** Exercise aim **
Go through the entries below and print each one exactly, leaving out pictures.
------------------------------------------------
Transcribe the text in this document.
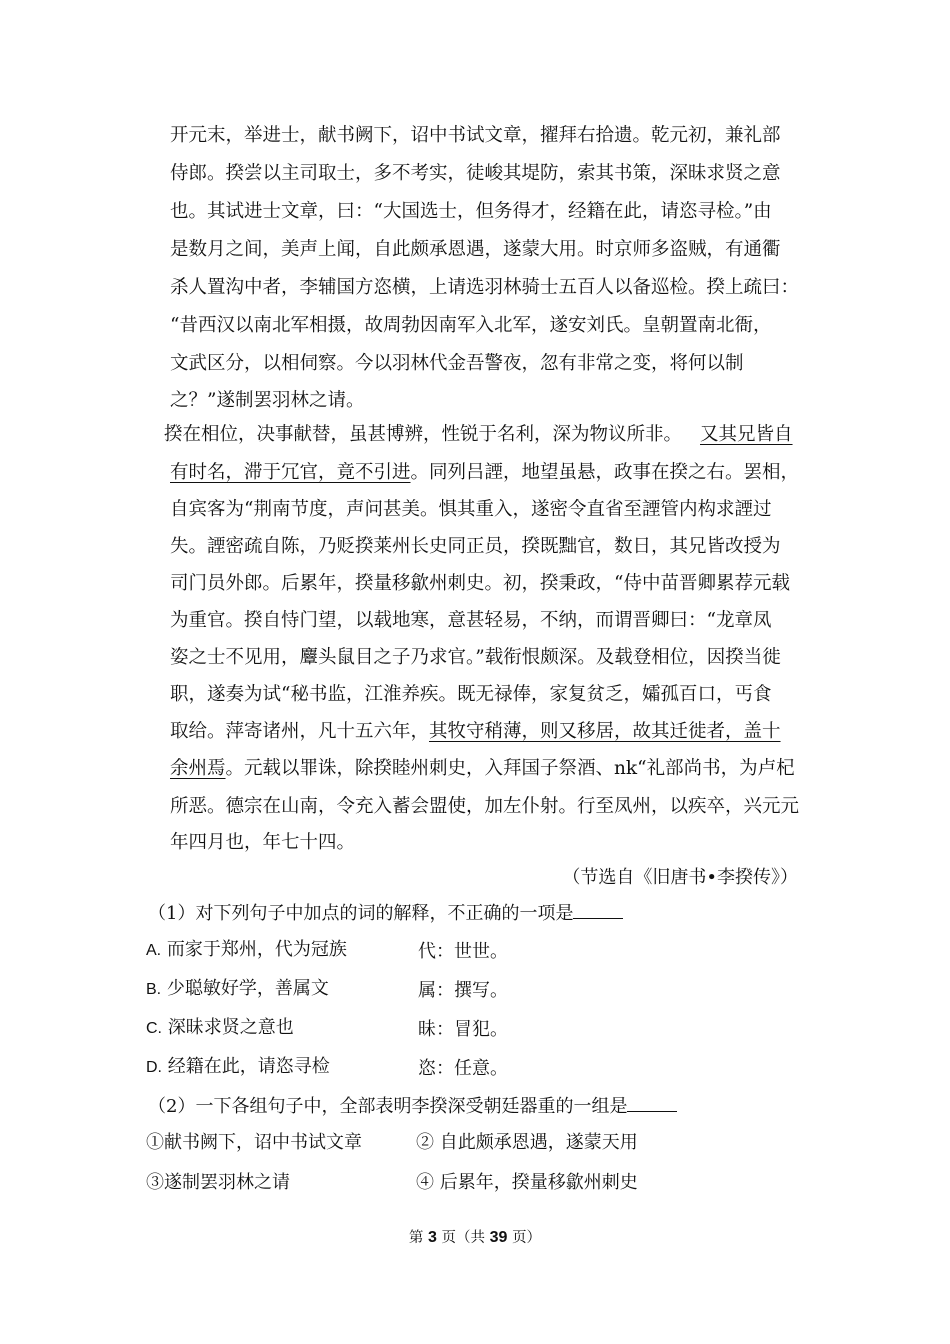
开元末，举进士，献书阙下，诏中书试文章，擢拜右拾遗。乾元初，兼礼部
侍郎。揆尝以主司取士，多不考实，徒峻其堤防，索其书策，深昧求贤之意
也。其试进士文章，曰：“大国选士，但务得才，经籍在此，请恣寻检。”由
是数月之间，美声上闻，自此颇承恩遇，遂蒙大用。时京师多盗贼，有通衢
杀人置沟中者，李辅国方恣横，上请选羽林骑士五百人以备巡检。揆上疏曰：
“昔西汉以南北军相摄，故周勃因南军入北军，遂安刘氏。皇朝置南北衙，
文武区分，以相伺察。今以羽林代金吾警夜，忽有非常之变，将何以制
之？”遂制罢羽林之请。
揆在相位，决事献替，虽甚博辨，性锐于名利，深为物议所非。 又其兄皆自
有时名，滞于冗官，竟不引进。同列吕諲，地望虽悬，政事在揆之右。罢相，
自宾客为“荆南节度，声问甚美。惧其重入，遂密令直省至諲管内构求諲过
失。諲密疏自陈，乃贬揆莱州长史同正员，揆既黜官，数日，其兄皆改授为
司门员外郎。后累年，揆量移歙州刺史。初，揆秉政，“侍中苗晋卿累荐元载
为重官。揆自恃门望，以载地寒，意甚轻易，不纳，而谓晋卿曰：“龙章凤
姿之士不见用，麞头鼠目之子乃求官。”载衔恨颇深。及载登相位，因揆当徙
职，遂奏为试“秘书监，江淮养疾。既无禄俸，家复贫乏，孀孤百口，丐食
取给。萍寄诸州，凡十五六年，其牧守稍薄，则又移居，故其迁徙者，盖十
余州焉。元载以罪诛，除揆睦州刺史，入拜国子祭酒、nk“礼部尚书，为卢杞
所恶。德宗在山南，令充入蓄会盟使，加左仆射。行至凤州，以疾卒，兴元元
年四月也，年七十四。
（节选自《旧唐书•李揆传》）
（1）对下列句子中加点的词的解释，不正确的一项是
A. 而家于郑州，代为冠族	代：世世。
B. 少聪敏好学，善属文	属：撰写。
C. 深昧求贤之意也	昧：冒犯。
D. 经籍在此，请恣寻检	恣：任意。
（2）一下各组句子中，全部表明李揆深受朝廷器重的一组是
①献书阙下，诏中书试文章	② 自此颇承恩遇，遂蒙天用
③遂制罢羽林之请	④ 后累年，揆量移歙州刺史
第 3 页（共 39 页）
------------------------------------------------
** Response for this exercise **
Transcribe the text in this document.
开元末，举进士，献书阙下，诏中书试文章，擢拜右拾遗。乾元初，兼礼部
侍郎。揆尝以主司取士，多不考实，徒峻其堤防，索其书策，深昧求贤之意
也。其试进士文章，曰：“大国选士，但务得才，经籍在此，请恣寻检。”由
是数月之间，美声上闻，自此颇承恩遇，遂蒙大用。时京师多盗贼，有通衢
杀人置沟中者，李辅国方恣横，上请选羽林骑士五百人以备巡检。揆上疏曰：
“昔西汉以南北军相摄，故周勃因南军入北军，遂安刘氏。皇朝置南北衙，
文武区分，以相伺察。今以羽林代金吾警夜，忽有非常之变，将何以制
之？”遂制罢羽林之请。
揆在相位，决事献替，虽甚博辨，性锐于名利，深为物议所非。 又其兄皆自
有时名，滞于冗官，竟不引进。同列吕諲，地望虽悬，政事在揆之右。罢相，
自宾客为“荆南节度，声问甚美。惧其重入，遂密令直省至諲管内构求諲过
失。諲密疏自陈，乃贬揆莱州长史同正员，揆既黜官，数日，其兄皆改授为
司门员外郎。后累年，揆量移歙州刺史。初，揆秉政，“侍中苗晋卿累荐元载
为重官。揆自恃门望，以载地寒，意甚轻易，不纳，而谓晋卿曰：“龙章凤
姿之士不见用，麞头鼠目之子乃求官。”载衔恨颇深。及载登相位，因揆当徙
职，遂奏为试“秘书监，江淮养疾。既无禄俸，家复贫乏，孀孤百口，丐食
取给。萍寄诸州，凡十五六年，其牧守稍薄，则又移居，故其迁徙者，盖十
余州焉。元载以罪诛，除揆睦州刺史，入拜国子祭酒、nk“礼部尚书，为卢杞
所恶。德宗在山南，令充入蓄会盟使，加左仆射。行至凤州，以疾卒，兴元元
年四月也，年七十四。
（节选自《旧唐书•李揆传》）
（1）对下列句子中加点的词的解释，不正确的一项是
A. 而家于郑州，代为冠族	代：世世。
B. 少聪敏好学，善属文	属：撰写。
C. 深昧求贤之意也	昧：冒犯。
D. 经籍在此，请恣寻检	恣：任意。
（2）一下各组句子中，全部表明李揆深受朝廷器重的一组是
①献书阙下，诏中书试文章	② 自此颇承恩遇，遂蒙天用
③遂制罢羽林之请	④ 后累年，揆量移歙州刺史
第 3 页（共 39 页）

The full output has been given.